TASK DETAILS ▸ Repeat each line exactly, leaving nothing out.

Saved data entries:
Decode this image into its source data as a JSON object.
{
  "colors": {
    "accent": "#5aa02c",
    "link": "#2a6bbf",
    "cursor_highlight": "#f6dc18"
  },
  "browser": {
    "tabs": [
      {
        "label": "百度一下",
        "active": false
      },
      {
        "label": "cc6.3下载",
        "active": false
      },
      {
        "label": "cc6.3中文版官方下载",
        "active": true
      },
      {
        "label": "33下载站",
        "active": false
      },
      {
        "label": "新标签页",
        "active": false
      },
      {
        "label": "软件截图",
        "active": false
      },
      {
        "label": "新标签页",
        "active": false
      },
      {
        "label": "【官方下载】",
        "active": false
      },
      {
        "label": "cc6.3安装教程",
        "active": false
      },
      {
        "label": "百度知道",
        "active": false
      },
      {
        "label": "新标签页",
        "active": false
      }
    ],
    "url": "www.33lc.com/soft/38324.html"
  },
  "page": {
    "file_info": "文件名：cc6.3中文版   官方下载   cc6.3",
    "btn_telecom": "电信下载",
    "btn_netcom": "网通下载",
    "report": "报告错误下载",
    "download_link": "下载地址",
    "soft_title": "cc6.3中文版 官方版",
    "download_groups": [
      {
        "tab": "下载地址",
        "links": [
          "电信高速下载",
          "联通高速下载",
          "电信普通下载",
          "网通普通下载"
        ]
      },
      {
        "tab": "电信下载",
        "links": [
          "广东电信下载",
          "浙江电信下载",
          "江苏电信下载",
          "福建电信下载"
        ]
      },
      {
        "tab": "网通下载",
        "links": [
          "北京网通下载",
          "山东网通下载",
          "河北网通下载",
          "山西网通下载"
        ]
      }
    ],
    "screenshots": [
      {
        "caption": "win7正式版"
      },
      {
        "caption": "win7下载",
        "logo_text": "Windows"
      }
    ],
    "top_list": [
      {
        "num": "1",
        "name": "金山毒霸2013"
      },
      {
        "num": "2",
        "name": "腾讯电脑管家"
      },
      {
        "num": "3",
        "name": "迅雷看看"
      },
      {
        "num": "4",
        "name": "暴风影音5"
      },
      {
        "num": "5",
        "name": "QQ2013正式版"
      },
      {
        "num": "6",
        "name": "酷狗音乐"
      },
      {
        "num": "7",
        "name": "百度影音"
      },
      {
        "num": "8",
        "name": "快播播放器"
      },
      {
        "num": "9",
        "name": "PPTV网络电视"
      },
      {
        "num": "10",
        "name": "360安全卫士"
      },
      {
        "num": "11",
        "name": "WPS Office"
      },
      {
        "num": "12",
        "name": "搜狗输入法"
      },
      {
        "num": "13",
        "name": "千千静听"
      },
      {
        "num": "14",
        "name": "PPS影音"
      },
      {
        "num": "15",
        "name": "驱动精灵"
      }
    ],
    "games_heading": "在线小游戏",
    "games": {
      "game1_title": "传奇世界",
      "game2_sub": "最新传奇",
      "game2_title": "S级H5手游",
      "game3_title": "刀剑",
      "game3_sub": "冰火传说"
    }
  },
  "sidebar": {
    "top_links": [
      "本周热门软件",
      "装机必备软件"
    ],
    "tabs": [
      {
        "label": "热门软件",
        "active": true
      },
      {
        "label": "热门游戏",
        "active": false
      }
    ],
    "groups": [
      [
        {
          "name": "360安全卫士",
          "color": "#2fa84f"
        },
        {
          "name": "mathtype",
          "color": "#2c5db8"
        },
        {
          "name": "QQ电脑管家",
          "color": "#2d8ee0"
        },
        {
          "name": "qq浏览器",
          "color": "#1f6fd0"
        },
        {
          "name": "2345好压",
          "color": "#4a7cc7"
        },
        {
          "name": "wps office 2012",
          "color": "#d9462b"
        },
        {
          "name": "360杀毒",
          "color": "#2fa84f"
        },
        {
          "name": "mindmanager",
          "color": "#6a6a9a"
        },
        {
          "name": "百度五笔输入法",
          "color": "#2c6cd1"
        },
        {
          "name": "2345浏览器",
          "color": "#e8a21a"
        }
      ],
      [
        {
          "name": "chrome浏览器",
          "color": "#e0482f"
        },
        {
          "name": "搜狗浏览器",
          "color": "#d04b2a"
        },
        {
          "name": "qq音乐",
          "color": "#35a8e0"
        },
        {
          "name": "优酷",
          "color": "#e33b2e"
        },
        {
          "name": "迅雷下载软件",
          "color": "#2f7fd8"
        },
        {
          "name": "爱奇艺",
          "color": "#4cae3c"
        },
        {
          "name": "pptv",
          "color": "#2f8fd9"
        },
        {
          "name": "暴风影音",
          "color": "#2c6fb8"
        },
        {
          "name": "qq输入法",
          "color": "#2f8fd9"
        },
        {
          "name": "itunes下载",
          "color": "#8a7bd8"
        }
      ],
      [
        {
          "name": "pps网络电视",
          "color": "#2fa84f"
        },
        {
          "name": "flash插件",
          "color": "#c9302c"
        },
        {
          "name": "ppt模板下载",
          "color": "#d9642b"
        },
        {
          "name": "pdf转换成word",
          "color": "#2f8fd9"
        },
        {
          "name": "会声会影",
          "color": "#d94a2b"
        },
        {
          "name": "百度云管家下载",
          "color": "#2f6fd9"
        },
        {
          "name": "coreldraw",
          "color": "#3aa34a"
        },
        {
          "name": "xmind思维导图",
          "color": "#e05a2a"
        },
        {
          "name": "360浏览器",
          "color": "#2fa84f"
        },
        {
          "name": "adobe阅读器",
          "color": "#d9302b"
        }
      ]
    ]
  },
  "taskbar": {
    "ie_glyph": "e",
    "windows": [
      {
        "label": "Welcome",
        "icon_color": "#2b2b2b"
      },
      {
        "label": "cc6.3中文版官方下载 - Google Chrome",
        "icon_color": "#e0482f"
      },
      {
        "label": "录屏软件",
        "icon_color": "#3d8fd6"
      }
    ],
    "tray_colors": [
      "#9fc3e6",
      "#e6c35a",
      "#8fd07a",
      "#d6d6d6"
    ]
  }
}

THE RESPONSE ▸
Decode this image into its source data as a JSON object.
{
  "colors": {
    "accent": "#5aa02c",
    "link": "#2a6bbf",
    "cursor_highlight": "#f6dc18"
  },
  "browser": {
    "tabs": [
      {
        "label": "百度一下",
        "active": false
      },
      {
        "label": "cc6.3下载",
        "active": false
      },
      {
        "label": "cc6.3中文版官方下载",
        "active": true
      },
      {
        "label": "33下载站",
        "active": false
      },
      {
        "label": "新标签页",
        "active": false
      },
      {
        "label": "软件截图",
        "active": false
      },
      {
        "label": "新标签页",
        "active": false
      },
      {
        "label": "【官方下载】",
        "active": false
      },
      {
        "label": "cc6.3安装教程",
        "active": false
      },
      {
        "label": "百度知道",
        "active": false
      },
      {
        "label": "新标签页",
        "active": false
      }
    ],
    "url": "www.33lc.com/soft/38324.html"
  },
  "page": {
    "file_info": "文件名：cc6.3中文版   官方下载   cc6.3",
    "btn_telecom": "电信下载",
    "btn_netcom": "网通下载",
    "report": "报告错误下载",
    "download_link": "下载地址",
    "soft_title": "cc6.3中文版 官方版",
    "download_groups": [
      {
        "tab": "下载地址",
        "links": [
          "电信高速下载",
          "联通高速下载",
          "电信普通下载",
          "网通普通下载"
        ]
      },
      {
        "tab": "电信下载",
        "links": [
          "广东电信下载",
          "浙江电信下载",
          "江苏电信下载",
          "福建电信下载"
        ]
      },
      {
        "tab": "网通下载",
        "links": [
          "北京网通下载",
          "山东网通下载",
          "河北网通下载",
          "山西网通下载"
        ]
      }
    ],
    "screenshots": [
      {
        "caption": "win7正式版"
      },
      {
        "caption": "win7下载",
        "logo_text": "Windows"
      }
    ],
    "top_list": [
      {
        "num": "1",
        "name": "金山毒霸2013"
      },
      {
        "num": "2",
        "name": "腾讯电脑管家"
      },
      {
        "num": "3",
        "name": "迅雷看看"
      },
      {
        "num": "4",
        "name": "暴风影音5"
      },
      {
        "num": "5",
        "name": "QQ2013正式版"
      },
      {
        "num": "6",
        "name": "酷狗音乐"
      },
      {
        "num": "7",
        "name": "百度影音"
      },
      {
        "num": "8",
        "name": "快播播放器"
      },
      {
        "num": "9",
        "name": "PPTV网络电视"
      },
      {
        "num": "10",
        "name": "360安全卫士"
      },
      {
        "num": "11",
        "name": "WPS Office"
      },
      {
        "num": "12",
        "name": "搜狗输入法"
      },
      {
        "num": "13",
        "name": "千千静听"
      },
      {
        "num": "14",
        "name": "PPS影音"
      },
      {
        "num": "15",
        "name": "驱动精灵"
      }
    ],
    "games_heading": "在线小游戏",
    "games": {
      "game1_title": "传奇世界",
      "game2_sub": "最新传奇",
      "game2_title": "S级H5手游",
      "game3_title": "刀剑",
      "game3_sub": "冰火传说"
    }
  },
  "sidebar": {
    "top_links": [
      "本周热门软件",
      "装机必备软件"
    ],
    "tabs": [
      {
        "label": "热门软件",
        "active": true
      },
      {
        "label": "热门游戏",
        "active": false
      }
    ],
    "groups": [
      [
        {
          "name": "360安全卫士",
          "color": "#2fa84f"
        },
        {
          "name": "mathtype",
          "color": "#2c5db8"
        },
        {
          "name": "QQ电脑管家",
          "color": "#2d8ee0"
        },
        {
          "name": "qq浏览器",
          "color": "#1f6fd0"
        },
        {
          "name": "2345好压",
          "color": "#4a7cc7"
        },
        {
          "name": "wps office 2012",
          "color": "#d9462b"
        },
        {
          "name": "360杀毒",
          "color": "#2fa84f"
        },
        {
          "name": "mindmanager",
          "color": "#6a6a9a"
        },
        {
          "name": "百度五笔输入法",
          "color": "#2c6cd1"
        },
        {
          "name": "2345浏览器",
          "color": "#e8a21a"
        }
      ],
      [
        {
          "name": "chrome浏览器",
          "color": "#e0482f"
        },
        {
          "name": "搜狗浏览器",
          "color": "#d04b2a"
        },
        {
          "name": "qq音乐",
          "color": "#35a8e0"
        },
        {
          "name": "优酷",
          "color": "#e33b2e"
        },
        {
          "name": "迅雷下载软件",
          "color": "#2f7fd8"
        },
        {
          "name": "爱奇艺",
          "color": "#4cae3c"
        },
        {
          "name": "pptv",
          "color": "#2f8fd9"
        },
        {
          "name": "暴风影音",
          "color": "#2c6fb8"
        },
        {
          "name": "qq输入法",
          "color": "#2f8fd9"
        },
        {
          "name": "itunes下载",
          "color": "#8a7bd8"
        }
      ],
      [
        {
          "name": "pps网络电视",
          "color": "#2fa84f"
        },
        {
          "name": "flash插件",
          "color": "#c9302c"
        },
        {
          "name": "ppt模板下载",
          "color": "#d9642b"
        },
        {
          "name": "pdf转换成word",
          "color": "#2f8fd9"
        },
        {
          "name": "会声会影",
          "color": "#d94a2b"
        },
        {
          "name": "百度云管家下载",
          "color": "#2f6fd9"
        },
        {
          "name": "coreldraw",
          "color": "#3aa34a"
        },
        {
          "name": "xmind思维导图",
          "color": "#e05a2a"
        },
        {
          "name": "360浏览器",
          "color": "#2fa84f"
        },
        {
          "name": "adobe阅读器",
          "color": "#d9302b"
        }
      ]
    ]
  },
  "taskbar": {
    "ie_glyph": "e",
    "windows": [
      {
        "label": "Welcome",
        "icon_color": "#2b2b2b"
      },
      {
        "label": "cc6.3中文版官方下载 - Google Chrome",
        "icon_color": "#e0482f"
      },
      {
        "label": "录屏软件",
        "icon_color": "#3d8fd6"
      }
    ],
    "tray_colors": [
      "#9fc3e6",
      "#e6c35a",
      "#8fd07a",
      "#d6d6d6"
    ]
  }
}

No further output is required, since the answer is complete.